**Description of the task:**
Copy each line of the entries that contains the word "devons".

══ Record set

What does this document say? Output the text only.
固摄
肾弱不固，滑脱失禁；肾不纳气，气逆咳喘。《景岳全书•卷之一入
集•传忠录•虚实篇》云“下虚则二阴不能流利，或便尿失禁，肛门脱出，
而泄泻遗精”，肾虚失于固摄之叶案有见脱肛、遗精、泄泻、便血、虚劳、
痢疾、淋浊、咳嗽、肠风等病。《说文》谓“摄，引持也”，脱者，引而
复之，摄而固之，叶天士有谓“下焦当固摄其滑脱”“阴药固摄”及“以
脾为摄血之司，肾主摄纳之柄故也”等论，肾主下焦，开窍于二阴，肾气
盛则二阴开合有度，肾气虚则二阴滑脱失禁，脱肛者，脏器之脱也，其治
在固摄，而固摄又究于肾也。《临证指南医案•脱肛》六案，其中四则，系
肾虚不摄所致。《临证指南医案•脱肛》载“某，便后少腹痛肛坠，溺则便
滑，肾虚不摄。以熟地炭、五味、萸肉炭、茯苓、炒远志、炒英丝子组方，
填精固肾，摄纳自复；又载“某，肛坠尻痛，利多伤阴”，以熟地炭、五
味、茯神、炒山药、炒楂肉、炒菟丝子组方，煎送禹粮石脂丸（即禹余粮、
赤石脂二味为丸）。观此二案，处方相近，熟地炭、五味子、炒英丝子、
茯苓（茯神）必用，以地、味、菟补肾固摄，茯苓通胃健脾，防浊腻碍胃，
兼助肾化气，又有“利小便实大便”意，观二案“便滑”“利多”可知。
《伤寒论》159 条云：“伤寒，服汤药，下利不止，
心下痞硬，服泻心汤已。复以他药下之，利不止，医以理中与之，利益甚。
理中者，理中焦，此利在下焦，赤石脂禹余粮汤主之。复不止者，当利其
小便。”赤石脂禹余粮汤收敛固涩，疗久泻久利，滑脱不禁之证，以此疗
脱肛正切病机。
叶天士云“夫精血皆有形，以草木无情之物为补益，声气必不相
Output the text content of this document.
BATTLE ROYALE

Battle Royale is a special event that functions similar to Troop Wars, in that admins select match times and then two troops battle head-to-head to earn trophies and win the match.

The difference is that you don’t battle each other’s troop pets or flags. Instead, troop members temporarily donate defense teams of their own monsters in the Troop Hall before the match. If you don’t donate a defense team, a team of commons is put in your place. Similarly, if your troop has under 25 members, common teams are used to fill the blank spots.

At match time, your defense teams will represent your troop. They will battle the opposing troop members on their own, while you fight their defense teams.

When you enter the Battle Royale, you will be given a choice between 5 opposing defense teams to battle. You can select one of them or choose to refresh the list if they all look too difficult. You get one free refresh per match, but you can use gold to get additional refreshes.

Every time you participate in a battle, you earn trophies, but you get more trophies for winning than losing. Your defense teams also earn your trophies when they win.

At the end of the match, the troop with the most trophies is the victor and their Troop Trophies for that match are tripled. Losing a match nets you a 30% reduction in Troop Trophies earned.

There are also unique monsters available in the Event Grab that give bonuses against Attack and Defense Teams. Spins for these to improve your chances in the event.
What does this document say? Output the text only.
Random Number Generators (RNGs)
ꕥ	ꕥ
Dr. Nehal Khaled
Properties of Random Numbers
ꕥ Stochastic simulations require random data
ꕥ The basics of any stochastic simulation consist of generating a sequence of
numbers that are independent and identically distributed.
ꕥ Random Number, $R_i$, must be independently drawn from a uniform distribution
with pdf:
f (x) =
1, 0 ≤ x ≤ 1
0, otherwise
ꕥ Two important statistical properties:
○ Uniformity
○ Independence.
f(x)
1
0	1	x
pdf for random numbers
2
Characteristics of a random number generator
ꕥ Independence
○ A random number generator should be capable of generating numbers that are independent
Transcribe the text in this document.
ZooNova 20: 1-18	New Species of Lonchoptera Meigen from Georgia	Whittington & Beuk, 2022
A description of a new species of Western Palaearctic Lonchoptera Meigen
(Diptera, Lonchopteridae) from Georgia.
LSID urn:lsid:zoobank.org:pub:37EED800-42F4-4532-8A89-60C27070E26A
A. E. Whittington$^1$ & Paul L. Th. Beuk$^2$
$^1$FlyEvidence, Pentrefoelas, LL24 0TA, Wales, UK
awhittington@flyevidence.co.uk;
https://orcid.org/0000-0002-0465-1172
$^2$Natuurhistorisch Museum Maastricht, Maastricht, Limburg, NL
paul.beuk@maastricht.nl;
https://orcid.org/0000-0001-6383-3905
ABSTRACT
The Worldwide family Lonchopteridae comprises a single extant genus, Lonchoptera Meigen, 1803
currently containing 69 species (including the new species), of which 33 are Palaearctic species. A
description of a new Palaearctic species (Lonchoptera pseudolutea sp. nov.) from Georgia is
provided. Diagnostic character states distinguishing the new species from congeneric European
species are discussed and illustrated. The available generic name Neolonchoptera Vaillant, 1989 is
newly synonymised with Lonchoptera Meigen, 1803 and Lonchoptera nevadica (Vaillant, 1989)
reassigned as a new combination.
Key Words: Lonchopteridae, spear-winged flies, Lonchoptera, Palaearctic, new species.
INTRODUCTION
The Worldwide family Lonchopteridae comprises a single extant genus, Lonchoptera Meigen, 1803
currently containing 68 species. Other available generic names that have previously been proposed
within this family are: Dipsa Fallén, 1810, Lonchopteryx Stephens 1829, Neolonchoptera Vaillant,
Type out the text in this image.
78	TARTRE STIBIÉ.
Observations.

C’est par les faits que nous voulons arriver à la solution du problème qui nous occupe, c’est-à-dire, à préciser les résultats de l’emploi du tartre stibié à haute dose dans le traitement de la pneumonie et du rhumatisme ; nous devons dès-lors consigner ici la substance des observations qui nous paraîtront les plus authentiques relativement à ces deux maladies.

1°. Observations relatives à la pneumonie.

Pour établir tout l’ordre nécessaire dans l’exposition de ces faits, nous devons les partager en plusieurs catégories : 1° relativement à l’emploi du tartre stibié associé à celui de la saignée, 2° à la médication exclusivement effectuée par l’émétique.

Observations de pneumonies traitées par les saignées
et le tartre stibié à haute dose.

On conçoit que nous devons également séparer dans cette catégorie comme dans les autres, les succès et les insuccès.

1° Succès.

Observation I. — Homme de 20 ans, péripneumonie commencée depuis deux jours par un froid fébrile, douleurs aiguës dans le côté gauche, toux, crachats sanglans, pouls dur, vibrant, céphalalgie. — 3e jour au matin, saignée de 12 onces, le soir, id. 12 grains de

════

**Reply to the task:**
C’est par les faits que nous voulons arriver à la solution du problème qui nous occupe, c’est-à-dire, à préciser les résultats de l’emploi du tartre stibié à haute dose dans le traitement de la pneumonie et du rhumatisme ; nous devons dès-lors consigner ici la substance des observations qui nous paraîtront les plus authentiques relativement à ces deux maladies.
Pour établir tout l’ordre nécessaire dans l’exposition de ces faits, nous devons les partager en plusieurs catégories : 1° relativement à l’emploi du tartre stibié associé à celui de la saignée, 2° à la médication exclusivement effectuée par l’émétique.
On conçoit que nous devons également séparer dans cette catégorie comme dans les autres, les succès et les insuccès.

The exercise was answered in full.